== Information shown ==
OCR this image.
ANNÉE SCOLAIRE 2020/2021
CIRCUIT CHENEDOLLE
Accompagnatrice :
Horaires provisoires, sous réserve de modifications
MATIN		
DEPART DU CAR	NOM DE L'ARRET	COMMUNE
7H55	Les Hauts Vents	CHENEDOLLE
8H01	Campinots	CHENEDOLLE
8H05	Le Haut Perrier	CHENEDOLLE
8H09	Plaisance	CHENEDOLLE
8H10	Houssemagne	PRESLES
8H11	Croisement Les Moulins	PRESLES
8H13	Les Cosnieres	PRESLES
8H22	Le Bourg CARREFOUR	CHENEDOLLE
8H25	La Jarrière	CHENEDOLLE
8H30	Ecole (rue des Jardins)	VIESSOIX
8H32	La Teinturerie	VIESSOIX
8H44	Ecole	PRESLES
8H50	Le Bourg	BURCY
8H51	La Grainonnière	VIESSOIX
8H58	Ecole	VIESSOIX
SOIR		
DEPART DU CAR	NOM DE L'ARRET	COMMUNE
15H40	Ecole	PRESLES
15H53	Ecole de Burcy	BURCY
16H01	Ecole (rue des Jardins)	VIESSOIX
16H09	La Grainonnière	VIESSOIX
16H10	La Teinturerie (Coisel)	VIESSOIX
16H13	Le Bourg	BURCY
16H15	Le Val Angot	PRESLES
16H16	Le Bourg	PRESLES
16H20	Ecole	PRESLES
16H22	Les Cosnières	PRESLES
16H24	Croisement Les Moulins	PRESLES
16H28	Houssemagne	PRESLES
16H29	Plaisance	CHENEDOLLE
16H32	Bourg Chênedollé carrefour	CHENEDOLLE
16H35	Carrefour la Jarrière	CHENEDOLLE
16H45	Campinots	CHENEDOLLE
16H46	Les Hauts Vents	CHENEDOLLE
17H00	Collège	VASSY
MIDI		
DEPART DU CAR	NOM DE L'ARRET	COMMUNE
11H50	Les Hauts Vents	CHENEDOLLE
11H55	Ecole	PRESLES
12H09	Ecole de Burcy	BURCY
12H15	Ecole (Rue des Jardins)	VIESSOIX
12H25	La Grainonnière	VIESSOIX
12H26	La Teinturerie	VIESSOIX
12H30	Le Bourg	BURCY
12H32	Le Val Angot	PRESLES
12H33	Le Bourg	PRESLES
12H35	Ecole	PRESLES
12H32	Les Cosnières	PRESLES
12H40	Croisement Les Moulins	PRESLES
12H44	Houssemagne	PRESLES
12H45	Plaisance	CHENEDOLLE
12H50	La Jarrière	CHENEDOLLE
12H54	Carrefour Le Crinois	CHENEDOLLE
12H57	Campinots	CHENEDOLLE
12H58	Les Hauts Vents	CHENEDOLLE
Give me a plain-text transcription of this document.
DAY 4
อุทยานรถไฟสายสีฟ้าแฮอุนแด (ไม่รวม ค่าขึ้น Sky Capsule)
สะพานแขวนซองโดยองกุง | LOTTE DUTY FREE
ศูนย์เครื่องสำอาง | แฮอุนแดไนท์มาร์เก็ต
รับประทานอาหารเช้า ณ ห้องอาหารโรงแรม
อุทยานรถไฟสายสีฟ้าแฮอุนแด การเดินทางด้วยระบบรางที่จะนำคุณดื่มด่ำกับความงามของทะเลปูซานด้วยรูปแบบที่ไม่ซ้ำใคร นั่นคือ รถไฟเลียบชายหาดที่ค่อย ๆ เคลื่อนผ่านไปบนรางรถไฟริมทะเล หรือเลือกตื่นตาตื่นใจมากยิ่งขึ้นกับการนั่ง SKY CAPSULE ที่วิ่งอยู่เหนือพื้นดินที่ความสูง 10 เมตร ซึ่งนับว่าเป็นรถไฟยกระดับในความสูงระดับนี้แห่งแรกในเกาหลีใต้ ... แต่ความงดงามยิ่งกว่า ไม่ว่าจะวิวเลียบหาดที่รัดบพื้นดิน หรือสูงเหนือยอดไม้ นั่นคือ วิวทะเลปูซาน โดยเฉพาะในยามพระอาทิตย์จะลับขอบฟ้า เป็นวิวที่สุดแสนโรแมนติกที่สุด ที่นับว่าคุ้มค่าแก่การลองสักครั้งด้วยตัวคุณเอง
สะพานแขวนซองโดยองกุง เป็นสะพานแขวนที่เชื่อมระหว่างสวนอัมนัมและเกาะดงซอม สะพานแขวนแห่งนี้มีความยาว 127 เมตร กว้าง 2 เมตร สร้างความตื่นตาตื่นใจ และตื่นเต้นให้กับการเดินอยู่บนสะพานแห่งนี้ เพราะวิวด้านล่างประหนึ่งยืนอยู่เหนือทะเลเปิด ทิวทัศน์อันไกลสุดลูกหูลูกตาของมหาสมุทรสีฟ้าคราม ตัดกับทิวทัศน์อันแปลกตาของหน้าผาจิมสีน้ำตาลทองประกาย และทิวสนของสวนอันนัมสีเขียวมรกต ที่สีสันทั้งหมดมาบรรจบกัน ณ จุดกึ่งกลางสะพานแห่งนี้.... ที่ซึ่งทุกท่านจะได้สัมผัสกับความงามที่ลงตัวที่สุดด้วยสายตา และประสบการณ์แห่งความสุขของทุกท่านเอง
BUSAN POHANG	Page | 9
===
• [Written request]:
Retype the records above exactly.

• [Task answer]:
OCR this image.
ANNÉE SCOLAIRE 2020/2021
CIRCUIT CHENEDOLLE
Accompagnatrice :
Horaires provisoires, sous réserve de modifications
MATIN		
DEPART DU CAR	NOM DE L'ARRET	COMMUNE
7H55	Les Hauts Vents	CHENEDOLLE
8H01	Campinots	CHENEDOLLE
8H05	Le Haut Perrier	CHENEDOLLE
8H09	Plaisance	CHENEDOLLE
8H10	Houssemagne	PRESLES
8H11	Croisement Les Moulins	PRESLES
8H13	Les Cosnieres	PRESLES
8H22	Le Bourg CARREFOUR	CHENEDOLLE
8H25	La Jarrière	CHENEDOLLE
8H30	Ecole (rue des Jardins)	VIESSOIX
8H32	La Teinturerie	VIESSOIX
8H44	Ecole	PRESLES
8H50	Le Bourg	BURCY
8H51	La Grainonnière	VIESSOIX
8H58	Ecole	VIESSOIX
SOIR		
DEPART DU CAR	NOM DE L'ARRET	COMMUNE
15H40	Ecole	PRESLES
15H53	Ecole de Burcy	BURCY
16H01	Ecole (rue des Jardins)	VIESSOIX
16H09	La Grainonnière	VIESSOIX
16H10	La Teinturerie (Coisel)	VIESSOIX
16H13	Le Bourg	BURCY
16H15	Le Val Angot	PRESLES
16H16	Le Bourg	PRESLES
16H20	Ecole	PRESLES
16H22	Les Cosnières	PRESLES
16H24	Croisement Les Moulins	PRESLES
16H28	Houssemagne	PRESLES
16H29	Plaisance	CHENEDOLLE
16H32	Bourg Chênedollé carrefour	CHENEDOLLE
16H35	Carrefour la Jarrière	CHENEDOLLE
16H45	Campinots	CHENEDOLLE
16H46	Les Hauts Vents	CHENEDOLLE
17H00	Collège	VASSY
MIDI		
DEPART DU CAR	NOM DE L'ARRET	COMMUNE
11H50	Les Hauts Vents	CHENEDOLLE
11H55	Ecole	PRESLES
12H09	Ecole de Burcy	BURCY
12H15	Ecole (Rue des Jardins)	VIESSOIX
12H25	La Grainonnière	VIESSOIX
12H26	La Teinturerie	VIESSOIX
12H30	Le Bourg	BURCY
12H32	Le Val Angot	PRESLES
12H33	Le Bourg	PRESLES
12H35	Ecole	PRESLES
12H32	Les Cosnières	PRESLES
12H40	Croisement Les Moulins	PRESLES
12H44	Houssemagne	PRESLES
12H45	Plaisance	CHENEDOLLE
12H50	La Jarrière	CHENEDOLLE
12H54	Carrefour Le Crinois	CHENEDOLLE
12H57	Campinots	CHENEDOLLE
12H58	Les Hauts Vents	CHENEDOLLE
Give me a plain-text transcription of this document.
DAY 4
อุทยานรถไฟสายสีฟ้าแฮอุนแด (ไม่รวม ค่าขึ้น Sky Capsule)
สะพานแขวนซองโดยองกุง | LOTTE DUTY FREE
ศูนย์เครื่องสำอาง | แฮอุนแดไนท์มาร์เก็ต
รับประทานอาหารเช้า ณ ห้องอาหารโรงแรม
อุทยานรถไฟสายสีฟ้าแฮอุนแด การเดินทางด้วยระบบรางที่จะนำคุณดื่มด่ำกับความงามของทะเลปูซานด้วยรูปแบบที่ไม่ซ้ำใคร นั่นคือ รถไฟเลียบชายหาดที่ค่อย ๆ เคลื่อนผ่านไปบนรางรถไฟริมทะเล หรือเลือกตื่นตาตื่นใจมากยิ่งขึ้นกับการนั่ง SKY CAPSULE ที่วิ่งอยู่เหนือพื้นดินที่ความสูง 10 เมตร ซึ่งนับว่าเป็นรถไฟยกระดับในความสูงระดับนี้แห่งแรกในเกาหลีใต้ ... แต่ความงดงามยิ่งกว่า ไม่ว่าจะวิวเลียบหาดที่รัดบพื้นดิน หรือสูงเหนือยอดไม้ นั่นคือ วิวทะเลปูซาน โดยเฉพาะในยามพระอาทิตย์จะลับขอบฟ้า เป็นวิวที่สุดแสนโรแมนติกที่สุด ที่นับว่าคุ้มค่าแก่การลองสักครั้งด้วยตัวคุณเอง
สะพานแขวนซองโดยองกุง เป็นสะพานแขวนที่เชื่อมระหว่างสวนอัมนัมและเกาะดงซอม สะพานแขวนแห่งนี้มีความยาว 127 เมตร กว้าง 2 เมตร สร้างความตื่นตาตื่นใจ และตื่นเต้นให้กับการเดินอยู่บนสะพานแห่งนี้ เพราะวิวด้านล่างประหนึ่งยืนอยู่เหนือทะเลเปิด ทิวทัศน์อันไกลสุดลูกหูลูกตาของมหาสมุทรสีฟ้าคราม ตัดกับทิวทัศน์อันแปลกตาของหน้าผาจิมสีน้ำตาลทองประกาย และทิวสนของสวนอันนัมสีเขียวมรกต ที่สีสันทั้งหมดมาบรรจบกัน ณ จุดกึ่งกลางสะพานแห่งนี้.... ที่ซึ่งทุกท่านจะได้สัมผัสกับความงามที่ลงตัวที่สุดด้วยสายตา และประสบการณ์แห่งความสุขของทุกท่านเอง
BUSAN POHANG	Page | 9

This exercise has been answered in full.